AIM. Examine the material below. Gather every line in which the string "type" appears.
◇ ◇ ◇ ◇
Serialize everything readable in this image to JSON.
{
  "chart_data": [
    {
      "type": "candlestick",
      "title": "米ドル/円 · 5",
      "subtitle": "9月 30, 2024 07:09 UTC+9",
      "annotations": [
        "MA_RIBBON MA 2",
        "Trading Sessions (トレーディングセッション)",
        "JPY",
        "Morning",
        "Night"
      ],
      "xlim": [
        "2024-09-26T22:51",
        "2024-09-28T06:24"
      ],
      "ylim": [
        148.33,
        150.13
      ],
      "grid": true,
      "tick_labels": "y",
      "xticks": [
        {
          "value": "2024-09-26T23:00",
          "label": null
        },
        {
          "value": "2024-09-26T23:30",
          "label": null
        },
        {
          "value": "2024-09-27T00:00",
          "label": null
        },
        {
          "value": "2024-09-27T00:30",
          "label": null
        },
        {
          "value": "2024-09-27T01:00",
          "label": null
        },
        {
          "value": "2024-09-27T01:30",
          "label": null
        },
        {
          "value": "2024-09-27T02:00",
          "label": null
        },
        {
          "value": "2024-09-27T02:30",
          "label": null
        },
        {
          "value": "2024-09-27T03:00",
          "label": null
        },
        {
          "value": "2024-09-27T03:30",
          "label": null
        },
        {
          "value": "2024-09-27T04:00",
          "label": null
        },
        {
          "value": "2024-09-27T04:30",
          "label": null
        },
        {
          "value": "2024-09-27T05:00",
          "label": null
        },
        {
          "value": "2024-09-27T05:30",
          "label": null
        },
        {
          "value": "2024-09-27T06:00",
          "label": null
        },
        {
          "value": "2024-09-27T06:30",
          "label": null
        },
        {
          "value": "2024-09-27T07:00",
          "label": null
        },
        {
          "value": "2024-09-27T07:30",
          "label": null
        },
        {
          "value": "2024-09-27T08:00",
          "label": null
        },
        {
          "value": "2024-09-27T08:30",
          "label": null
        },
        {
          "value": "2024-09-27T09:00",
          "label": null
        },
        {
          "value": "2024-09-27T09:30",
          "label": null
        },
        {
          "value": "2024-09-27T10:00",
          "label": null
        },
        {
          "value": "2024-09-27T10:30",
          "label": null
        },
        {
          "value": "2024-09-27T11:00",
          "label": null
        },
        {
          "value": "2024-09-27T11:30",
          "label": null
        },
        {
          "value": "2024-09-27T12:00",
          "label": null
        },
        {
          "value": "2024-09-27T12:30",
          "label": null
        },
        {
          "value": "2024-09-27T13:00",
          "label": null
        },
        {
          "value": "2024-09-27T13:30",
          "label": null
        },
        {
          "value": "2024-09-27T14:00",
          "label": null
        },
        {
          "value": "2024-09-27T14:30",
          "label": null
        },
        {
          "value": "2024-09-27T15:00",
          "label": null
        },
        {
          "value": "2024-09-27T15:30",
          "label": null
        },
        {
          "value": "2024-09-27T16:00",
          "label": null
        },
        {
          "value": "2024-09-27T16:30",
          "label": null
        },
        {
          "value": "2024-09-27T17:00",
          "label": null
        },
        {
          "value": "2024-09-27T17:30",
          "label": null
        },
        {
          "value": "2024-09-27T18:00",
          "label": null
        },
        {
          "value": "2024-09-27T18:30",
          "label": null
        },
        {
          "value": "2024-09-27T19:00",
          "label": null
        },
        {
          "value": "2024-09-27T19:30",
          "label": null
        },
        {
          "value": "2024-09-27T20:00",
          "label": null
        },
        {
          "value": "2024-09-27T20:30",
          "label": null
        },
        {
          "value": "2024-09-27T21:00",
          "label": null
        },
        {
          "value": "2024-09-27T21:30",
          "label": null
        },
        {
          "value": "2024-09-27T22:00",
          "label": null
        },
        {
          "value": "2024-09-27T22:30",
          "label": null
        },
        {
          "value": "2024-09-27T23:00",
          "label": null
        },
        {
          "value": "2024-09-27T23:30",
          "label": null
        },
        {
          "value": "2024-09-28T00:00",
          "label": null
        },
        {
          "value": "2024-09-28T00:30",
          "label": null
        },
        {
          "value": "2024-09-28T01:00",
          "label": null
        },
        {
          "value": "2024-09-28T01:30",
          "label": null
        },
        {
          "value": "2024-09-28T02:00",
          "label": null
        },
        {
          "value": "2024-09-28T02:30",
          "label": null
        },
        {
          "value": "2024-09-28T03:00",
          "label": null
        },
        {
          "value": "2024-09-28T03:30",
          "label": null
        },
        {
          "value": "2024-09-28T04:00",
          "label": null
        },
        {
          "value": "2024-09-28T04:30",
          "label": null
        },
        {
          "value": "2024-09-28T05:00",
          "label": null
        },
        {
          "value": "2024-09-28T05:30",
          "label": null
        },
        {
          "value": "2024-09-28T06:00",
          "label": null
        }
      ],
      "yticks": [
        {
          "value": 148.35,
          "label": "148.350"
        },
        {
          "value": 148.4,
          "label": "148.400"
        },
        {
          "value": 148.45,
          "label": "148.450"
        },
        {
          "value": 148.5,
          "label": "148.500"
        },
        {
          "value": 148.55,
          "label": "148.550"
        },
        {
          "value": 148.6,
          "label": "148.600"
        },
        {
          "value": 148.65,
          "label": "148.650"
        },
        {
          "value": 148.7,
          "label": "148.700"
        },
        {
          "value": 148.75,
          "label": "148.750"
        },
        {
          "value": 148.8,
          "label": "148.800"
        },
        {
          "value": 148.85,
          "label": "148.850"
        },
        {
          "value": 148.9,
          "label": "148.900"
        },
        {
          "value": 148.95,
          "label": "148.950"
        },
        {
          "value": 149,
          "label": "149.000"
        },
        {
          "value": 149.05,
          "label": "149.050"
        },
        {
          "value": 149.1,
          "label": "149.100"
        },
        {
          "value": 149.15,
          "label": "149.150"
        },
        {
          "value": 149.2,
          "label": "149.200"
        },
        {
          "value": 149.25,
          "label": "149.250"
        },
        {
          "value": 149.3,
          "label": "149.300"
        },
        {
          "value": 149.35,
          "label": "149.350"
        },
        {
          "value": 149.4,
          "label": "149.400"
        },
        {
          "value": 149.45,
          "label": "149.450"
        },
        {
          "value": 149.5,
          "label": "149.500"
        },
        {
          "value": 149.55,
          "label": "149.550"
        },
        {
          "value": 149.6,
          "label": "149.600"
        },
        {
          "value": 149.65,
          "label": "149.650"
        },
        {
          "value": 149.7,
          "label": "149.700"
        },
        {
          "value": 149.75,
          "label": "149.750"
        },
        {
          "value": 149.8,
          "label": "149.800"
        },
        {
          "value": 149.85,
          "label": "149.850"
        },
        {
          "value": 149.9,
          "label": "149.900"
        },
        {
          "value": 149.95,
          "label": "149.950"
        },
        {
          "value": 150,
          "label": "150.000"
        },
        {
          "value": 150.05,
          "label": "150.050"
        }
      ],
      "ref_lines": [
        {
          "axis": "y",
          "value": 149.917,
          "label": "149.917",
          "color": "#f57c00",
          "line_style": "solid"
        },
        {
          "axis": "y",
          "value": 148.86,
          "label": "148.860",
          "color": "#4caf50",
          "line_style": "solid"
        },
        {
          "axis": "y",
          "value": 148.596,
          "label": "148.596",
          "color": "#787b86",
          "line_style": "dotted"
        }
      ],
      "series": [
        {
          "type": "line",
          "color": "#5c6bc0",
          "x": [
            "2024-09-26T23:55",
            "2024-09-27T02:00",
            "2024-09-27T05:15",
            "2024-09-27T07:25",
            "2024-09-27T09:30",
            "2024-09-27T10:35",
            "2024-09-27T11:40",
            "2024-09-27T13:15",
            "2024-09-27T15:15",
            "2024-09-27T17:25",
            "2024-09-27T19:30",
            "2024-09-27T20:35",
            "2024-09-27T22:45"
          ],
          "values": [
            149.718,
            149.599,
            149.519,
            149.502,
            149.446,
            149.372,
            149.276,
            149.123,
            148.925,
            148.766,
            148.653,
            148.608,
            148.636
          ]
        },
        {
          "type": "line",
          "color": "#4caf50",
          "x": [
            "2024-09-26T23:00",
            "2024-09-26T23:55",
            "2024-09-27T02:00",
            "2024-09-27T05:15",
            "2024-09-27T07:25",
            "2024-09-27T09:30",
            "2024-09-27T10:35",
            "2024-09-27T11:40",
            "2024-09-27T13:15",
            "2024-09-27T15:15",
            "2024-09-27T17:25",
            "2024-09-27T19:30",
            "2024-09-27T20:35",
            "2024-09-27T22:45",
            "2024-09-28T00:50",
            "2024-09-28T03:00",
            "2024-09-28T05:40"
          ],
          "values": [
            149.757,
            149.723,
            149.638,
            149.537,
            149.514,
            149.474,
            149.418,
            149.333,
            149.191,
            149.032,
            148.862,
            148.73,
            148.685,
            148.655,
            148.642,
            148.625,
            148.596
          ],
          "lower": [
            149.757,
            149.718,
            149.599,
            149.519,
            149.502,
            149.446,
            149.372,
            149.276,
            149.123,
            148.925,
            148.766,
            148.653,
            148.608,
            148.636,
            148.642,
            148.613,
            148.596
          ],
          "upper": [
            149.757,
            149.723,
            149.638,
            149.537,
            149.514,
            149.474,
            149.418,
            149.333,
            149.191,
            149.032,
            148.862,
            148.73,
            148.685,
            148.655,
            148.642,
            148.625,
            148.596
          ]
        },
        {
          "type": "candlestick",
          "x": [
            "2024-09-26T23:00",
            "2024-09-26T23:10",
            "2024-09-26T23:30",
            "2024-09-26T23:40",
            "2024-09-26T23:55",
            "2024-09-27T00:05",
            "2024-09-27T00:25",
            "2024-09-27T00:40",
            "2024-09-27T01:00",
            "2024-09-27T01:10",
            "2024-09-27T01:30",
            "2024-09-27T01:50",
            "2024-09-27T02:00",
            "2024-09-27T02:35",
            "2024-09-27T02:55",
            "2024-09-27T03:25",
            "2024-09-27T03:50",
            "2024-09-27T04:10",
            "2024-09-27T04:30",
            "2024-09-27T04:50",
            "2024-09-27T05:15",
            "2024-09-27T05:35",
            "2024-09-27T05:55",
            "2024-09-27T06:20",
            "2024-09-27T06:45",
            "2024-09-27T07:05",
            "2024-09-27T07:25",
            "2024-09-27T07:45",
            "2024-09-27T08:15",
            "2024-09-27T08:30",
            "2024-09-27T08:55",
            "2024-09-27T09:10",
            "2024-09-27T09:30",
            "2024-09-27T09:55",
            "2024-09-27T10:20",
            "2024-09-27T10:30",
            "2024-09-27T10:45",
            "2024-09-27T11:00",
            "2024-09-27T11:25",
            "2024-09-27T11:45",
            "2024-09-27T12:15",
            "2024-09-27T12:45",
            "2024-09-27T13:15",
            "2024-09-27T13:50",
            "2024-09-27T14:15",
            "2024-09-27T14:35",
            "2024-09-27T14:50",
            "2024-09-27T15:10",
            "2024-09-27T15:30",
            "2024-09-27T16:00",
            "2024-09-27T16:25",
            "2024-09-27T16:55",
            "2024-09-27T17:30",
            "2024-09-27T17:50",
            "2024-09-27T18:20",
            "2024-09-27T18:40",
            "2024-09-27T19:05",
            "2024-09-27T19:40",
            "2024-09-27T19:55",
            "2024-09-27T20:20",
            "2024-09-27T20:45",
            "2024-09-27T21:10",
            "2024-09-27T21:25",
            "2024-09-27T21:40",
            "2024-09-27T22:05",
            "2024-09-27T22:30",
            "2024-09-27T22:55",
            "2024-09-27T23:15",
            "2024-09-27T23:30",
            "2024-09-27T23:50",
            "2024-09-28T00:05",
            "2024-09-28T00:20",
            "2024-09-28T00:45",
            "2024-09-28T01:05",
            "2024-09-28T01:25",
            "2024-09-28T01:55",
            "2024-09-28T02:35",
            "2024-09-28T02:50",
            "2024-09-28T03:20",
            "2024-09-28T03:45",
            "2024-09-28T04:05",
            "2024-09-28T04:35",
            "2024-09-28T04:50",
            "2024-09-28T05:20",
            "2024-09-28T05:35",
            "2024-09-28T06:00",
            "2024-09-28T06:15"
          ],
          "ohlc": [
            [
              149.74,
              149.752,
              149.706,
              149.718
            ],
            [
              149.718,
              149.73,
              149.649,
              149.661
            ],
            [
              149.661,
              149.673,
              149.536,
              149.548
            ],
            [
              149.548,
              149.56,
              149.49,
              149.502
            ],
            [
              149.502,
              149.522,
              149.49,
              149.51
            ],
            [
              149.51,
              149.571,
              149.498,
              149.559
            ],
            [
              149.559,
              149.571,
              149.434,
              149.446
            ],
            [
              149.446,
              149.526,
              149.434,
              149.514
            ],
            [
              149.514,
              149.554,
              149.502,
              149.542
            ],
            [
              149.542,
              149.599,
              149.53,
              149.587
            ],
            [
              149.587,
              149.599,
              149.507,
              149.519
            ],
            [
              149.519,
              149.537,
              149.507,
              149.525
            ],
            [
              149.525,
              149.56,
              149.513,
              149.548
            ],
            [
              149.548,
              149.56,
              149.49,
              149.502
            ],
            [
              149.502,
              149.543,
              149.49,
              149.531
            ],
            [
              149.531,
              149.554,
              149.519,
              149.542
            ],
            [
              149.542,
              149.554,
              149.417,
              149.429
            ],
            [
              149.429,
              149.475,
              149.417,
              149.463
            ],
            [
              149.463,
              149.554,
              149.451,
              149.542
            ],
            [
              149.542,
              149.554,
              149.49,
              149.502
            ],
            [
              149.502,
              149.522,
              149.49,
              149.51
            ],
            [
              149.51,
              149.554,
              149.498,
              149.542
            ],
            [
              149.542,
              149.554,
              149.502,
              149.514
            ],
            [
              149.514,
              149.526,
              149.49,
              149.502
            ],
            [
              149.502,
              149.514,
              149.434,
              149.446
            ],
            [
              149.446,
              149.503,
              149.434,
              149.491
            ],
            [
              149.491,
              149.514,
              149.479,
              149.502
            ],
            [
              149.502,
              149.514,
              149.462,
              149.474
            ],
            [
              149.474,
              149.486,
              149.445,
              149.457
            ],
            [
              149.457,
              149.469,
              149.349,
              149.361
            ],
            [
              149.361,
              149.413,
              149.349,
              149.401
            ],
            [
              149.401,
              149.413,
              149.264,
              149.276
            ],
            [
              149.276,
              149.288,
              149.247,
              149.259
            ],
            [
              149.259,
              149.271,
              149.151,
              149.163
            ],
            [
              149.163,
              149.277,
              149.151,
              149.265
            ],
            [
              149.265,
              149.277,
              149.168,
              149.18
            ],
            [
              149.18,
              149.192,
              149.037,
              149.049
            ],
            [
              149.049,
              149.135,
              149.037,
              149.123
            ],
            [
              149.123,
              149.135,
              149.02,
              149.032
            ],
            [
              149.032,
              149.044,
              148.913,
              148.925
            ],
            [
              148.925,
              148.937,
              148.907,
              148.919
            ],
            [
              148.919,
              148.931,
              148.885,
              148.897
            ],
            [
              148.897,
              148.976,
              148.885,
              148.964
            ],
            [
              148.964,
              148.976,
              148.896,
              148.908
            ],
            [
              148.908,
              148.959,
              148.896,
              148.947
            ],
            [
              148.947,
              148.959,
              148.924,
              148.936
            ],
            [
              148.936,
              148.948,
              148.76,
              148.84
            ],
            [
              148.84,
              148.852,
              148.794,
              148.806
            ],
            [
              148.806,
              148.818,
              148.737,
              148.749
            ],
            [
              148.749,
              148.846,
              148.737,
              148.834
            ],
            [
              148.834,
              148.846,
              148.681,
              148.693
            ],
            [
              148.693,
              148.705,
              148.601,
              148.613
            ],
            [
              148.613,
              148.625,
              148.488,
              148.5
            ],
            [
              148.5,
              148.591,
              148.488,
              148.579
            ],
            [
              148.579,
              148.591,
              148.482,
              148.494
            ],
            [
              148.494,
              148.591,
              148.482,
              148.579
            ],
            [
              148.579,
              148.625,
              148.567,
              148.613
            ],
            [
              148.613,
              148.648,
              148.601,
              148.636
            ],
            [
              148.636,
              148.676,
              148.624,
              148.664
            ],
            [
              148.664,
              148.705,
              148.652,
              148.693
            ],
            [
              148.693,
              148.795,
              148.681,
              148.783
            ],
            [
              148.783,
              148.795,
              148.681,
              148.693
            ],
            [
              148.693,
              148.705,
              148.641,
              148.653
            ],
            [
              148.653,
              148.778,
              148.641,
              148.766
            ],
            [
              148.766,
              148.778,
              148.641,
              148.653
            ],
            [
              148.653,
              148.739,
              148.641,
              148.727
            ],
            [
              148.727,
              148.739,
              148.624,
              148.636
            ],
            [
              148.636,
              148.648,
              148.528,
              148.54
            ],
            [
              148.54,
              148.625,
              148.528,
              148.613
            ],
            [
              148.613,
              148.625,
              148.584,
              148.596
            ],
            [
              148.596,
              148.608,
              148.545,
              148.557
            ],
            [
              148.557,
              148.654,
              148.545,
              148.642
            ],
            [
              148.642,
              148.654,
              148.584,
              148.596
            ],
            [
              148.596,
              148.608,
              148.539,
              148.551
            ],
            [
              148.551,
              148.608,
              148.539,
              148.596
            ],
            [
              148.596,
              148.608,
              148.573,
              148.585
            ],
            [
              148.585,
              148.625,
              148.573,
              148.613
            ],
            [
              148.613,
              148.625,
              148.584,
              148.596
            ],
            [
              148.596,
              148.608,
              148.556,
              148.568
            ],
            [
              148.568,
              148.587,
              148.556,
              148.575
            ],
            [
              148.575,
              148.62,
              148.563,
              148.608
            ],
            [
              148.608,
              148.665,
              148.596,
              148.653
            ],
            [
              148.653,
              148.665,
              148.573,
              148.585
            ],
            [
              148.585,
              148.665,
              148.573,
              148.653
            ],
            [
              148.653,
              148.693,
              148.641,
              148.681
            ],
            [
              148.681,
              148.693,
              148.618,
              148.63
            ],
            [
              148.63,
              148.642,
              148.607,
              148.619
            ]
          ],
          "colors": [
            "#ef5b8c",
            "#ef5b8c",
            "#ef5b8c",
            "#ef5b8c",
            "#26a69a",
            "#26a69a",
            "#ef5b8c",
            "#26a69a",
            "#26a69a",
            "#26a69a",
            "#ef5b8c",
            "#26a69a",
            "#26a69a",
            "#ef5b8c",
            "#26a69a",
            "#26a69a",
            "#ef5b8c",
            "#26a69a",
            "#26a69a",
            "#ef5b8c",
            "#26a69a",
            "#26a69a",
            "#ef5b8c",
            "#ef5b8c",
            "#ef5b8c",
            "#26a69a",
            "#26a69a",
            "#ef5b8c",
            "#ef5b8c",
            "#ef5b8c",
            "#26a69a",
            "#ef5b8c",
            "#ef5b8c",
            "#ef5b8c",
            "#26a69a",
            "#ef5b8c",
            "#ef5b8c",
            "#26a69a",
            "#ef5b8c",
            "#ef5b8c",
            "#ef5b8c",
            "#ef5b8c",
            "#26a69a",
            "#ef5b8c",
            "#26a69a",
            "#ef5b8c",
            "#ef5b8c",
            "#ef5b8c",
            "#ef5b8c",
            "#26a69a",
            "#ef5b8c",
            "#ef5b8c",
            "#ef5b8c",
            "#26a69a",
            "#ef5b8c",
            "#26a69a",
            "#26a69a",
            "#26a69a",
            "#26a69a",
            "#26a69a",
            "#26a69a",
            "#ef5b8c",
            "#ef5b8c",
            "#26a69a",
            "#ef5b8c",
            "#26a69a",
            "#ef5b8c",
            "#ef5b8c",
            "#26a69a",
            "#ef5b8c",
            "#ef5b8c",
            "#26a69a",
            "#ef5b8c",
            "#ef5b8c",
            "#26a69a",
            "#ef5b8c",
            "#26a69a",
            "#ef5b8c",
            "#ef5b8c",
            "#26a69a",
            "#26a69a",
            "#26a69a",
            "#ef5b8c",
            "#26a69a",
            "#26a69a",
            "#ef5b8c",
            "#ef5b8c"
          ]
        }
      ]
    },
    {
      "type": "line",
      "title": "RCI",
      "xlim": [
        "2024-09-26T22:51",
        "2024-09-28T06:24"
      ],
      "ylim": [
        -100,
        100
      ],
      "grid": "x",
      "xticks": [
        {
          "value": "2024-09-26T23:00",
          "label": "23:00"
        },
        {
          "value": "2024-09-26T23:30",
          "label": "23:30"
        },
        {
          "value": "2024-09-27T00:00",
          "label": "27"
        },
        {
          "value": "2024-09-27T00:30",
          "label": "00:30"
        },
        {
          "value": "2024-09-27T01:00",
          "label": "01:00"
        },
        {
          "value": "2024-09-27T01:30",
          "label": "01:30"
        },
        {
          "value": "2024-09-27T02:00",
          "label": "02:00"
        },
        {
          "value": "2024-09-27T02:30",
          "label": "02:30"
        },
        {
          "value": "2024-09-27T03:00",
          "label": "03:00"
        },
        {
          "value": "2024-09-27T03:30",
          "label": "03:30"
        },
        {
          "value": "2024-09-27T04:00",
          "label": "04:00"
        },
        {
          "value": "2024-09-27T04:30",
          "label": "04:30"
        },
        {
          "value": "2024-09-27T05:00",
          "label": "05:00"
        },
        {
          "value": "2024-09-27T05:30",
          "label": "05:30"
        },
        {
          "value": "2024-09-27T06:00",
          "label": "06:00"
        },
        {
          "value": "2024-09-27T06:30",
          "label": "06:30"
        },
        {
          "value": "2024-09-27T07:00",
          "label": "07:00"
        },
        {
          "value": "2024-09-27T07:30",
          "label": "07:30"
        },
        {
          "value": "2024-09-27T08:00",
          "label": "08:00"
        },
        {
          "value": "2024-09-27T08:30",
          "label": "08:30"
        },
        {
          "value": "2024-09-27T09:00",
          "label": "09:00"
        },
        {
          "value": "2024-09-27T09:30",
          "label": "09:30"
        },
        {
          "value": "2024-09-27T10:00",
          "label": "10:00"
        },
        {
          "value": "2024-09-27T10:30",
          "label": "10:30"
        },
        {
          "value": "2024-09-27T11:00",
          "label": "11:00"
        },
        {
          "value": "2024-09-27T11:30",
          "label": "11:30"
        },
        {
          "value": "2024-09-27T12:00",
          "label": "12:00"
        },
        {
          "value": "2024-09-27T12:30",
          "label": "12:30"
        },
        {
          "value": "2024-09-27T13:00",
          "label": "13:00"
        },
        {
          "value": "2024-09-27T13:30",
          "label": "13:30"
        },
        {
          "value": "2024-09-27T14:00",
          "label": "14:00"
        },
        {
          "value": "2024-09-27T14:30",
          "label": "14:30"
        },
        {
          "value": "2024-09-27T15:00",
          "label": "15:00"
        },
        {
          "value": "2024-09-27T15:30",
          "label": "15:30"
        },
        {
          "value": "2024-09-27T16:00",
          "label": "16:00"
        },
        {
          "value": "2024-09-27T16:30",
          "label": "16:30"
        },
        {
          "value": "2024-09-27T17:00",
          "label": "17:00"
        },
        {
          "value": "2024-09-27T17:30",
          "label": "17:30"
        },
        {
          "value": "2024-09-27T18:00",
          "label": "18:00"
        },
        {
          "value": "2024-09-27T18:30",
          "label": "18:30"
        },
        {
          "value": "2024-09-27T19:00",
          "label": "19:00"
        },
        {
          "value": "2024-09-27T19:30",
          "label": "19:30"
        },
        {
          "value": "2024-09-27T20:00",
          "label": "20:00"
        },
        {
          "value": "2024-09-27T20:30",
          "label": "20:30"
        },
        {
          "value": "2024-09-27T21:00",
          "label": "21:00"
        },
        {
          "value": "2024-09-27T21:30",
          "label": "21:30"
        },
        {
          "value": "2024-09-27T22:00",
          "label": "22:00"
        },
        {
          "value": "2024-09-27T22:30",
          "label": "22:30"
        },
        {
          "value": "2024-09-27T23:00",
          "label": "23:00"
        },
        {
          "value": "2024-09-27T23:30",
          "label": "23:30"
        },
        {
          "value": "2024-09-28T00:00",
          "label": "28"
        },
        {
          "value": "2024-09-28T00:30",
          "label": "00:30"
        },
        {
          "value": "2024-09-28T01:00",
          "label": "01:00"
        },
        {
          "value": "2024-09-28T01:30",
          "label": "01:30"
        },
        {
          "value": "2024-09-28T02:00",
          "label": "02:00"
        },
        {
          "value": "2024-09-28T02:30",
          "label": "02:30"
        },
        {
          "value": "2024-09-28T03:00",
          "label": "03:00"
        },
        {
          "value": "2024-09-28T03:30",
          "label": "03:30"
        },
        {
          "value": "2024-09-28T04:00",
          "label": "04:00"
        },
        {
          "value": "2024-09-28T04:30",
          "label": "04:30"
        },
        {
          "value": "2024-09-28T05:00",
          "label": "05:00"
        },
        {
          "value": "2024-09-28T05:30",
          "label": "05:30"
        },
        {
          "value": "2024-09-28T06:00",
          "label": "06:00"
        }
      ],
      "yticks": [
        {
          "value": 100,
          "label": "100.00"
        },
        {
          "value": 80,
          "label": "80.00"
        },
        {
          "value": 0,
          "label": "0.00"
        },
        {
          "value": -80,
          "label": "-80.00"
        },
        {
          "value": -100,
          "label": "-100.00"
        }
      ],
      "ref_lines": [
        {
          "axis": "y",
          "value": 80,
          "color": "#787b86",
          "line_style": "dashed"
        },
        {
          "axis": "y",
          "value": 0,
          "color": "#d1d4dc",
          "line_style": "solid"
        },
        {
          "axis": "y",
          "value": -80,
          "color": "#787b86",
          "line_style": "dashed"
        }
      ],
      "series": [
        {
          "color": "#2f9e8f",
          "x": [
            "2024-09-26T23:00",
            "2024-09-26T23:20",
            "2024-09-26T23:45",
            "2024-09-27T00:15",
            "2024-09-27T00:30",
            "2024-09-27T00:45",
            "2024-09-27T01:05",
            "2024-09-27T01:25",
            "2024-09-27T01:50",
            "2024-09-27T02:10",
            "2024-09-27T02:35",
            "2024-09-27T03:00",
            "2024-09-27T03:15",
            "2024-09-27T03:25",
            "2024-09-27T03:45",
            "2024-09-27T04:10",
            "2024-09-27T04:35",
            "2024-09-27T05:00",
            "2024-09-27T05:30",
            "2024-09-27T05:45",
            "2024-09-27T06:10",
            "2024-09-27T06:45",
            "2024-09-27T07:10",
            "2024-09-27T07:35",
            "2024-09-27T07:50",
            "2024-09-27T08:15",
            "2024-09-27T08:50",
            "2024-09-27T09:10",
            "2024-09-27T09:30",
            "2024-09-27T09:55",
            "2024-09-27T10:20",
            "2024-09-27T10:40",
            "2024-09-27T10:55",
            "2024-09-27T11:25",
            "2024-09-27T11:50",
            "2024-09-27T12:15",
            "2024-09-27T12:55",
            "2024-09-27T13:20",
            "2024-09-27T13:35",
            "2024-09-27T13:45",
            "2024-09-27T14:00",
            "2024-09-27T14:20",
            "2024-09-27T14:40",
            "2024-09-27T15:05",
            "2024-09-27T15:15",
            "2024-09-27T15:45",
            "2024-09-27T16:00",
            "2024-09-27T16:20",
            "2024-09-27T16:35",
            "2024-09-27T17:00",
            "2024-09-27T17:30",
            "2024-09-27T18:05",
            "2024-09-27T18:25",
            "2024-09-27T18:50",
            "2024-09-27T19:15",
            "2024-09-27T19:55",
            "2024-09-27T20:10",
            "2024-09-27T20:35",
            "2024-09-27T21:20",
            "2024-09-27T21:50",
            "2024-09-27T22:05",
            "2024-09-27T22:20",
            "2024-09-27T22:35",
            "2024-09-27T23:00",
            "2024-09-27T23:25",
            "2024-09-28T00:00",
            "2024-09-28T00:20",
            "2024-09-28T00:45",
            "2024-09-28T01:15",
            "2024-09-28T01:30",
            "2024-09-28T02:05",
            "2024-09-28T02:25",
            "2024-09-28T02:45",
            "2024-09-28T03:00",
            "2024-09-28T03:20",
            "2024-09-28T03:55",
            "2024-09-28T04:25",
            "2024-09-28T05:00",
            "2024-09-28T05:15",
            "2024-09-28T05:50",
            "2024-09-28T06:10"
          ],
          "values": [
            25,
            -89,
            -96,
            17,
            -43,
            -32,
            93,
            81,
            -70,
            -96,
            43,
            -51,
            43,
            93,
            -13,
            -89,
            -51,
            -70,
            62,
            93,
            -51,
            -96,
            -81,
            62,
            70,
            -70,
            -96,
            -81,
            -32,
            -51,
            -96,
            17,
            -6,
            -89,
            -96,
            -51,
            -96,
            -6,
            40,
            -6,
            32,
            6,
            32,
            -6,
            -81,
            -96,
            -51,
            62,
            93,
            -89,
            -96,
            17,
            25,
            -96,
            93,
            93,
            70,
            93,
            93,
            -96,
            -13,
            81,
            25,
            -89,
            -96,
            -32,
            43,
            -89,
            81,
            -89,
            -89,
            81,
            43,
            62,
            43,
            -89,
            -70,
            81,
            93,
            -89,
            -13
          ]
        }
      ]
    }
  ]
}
◇ ◇ ◇ ◇
RESPONSE TO THE EXERCISE.
      "type": "candlestick",
          "type": "line",
          "type": "line",
          "type": "candlestick",
      "type": "line",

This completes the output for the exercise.